● Stated task: Please transcribe the data below exactly. Leave the pictures out.
________________
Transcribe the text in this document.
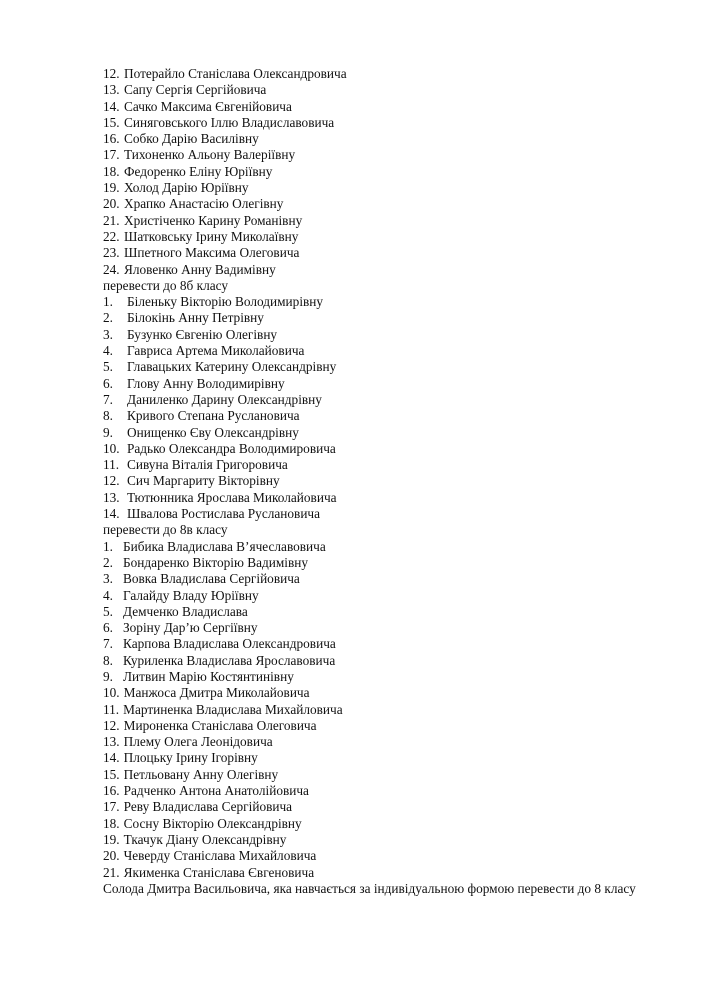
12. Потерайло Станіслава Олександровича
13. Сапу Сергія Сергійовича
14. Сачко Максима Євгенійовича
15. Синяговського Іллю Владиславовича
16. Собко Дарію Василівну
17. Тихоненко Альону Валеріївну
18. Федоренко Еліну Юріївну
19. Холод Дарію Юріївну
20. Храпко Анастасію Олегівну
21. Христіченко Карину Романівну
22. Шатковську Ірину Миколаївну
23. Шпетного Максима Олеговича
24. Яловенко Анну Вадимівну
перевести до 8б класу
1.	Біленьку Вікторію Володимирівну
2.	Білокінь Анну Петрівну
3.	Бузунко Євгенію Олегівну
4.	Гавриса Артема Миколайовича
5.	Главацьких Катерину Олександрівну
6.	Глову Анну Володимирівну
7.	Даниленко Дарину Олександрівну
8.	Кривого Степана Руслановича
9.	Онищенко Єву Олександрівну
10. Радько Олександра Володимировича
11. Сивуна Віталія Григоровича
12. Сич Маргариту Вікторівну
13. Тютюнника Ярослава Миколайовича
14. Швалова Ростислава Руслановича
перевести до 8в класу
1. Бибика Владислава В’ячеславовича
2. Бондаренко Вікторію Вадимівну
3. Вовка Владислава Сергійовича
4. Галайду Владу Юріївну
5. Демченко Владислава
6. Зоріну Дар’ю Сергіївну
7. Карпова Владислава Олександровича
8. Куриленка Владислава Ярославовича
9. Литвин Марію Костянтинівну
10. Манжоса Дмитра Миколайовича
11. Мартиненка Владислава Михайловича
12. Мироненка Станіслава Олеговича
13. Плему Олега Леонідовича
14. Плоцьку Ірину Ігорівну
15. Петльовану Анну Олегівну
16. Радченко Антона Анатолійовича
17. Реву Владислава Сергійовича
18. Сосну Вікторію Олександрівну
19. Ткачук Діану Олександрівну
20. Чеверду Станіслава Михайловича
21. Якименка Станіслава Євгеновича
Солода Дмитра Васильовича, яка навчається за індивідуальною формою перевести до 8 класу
________________
● In response:
Transcribe the text in this document.
12. Потерайло Станіслава Олександровича
13. Сапу Сергія Сергійовича
14. Сачко Максима Євгенійовича
15. Синяговського Іллю Владиславовича
16. Собко Дарію Василівну
17. Тихоненко Альону Валеріївну
18. Федоренко Еліну Юріївну
19. Холод Дарію Юріївну
20. Храпко Анастасію Олегівну
21. Христіченко Карину Романівну
22. Шатковську Ірину Миколаївну
23. Шпетного Максима Олеговича
24. Яловенко Анну Вадимівну
перевести до 8б класу
1.	Біленьку Вікторію Володимирівну
2.	Білокінь Анну Петрівну
3.	Бузунко Євгенію Олегівну
4.	Гавриса Артема Миколайовича
5.	Главацьких Катерину Олександрівну
6.	Глову Анну Володимирівну
7.	Даниленко Дарину Олександрівну
8.	Кривого Степана Руслановича
9.	Онищенко Єву Олександрівну
10. Радько Олександра Володимировича
11. Сивуна Віталія Григоровича
12. Сич Маргариту Вікторівну
13. Тютюнника Ярослава Миколайовича
14. Швалова Ростислава Руслановича
перевести до 8в класу
1. Бибика Владислава В’ячеславовича
2. Бондаренко Вікторію Вадимівну
3. Вовка Владислава Сергійовича
4. Галайду Владу Юріївну
5. Демченко Владислава
6. Зоріну Дар’ю Сергіївну
7. Карпова Владислава Олександровича
8. Куриленка Владислава Ярославовича
9. Литвин Марію Костянтинівну
10. Манжоса Дмитра Миколайовича
11. Мартиненка Владислава Михайловича
12. Мироненка Станіслава Олеговича
13. Плему Олега Леонідовича
14. Плоцьку Ірину Ігорівну
15. Петльовану Анну Олегівну
16. Радченко Антона Анатолійовича
17. Реву Владислава Сергійовича
18. Сосну Вікторію Олександрівну
19. Ткачук Діану Олександрівну
20. Чеверду Станіслава Михайловича
21. Якименка Станіслава Євгеновича
Солода Дмитра Васильовича, яка навчається за індивідуальною формою перевести до 8 класу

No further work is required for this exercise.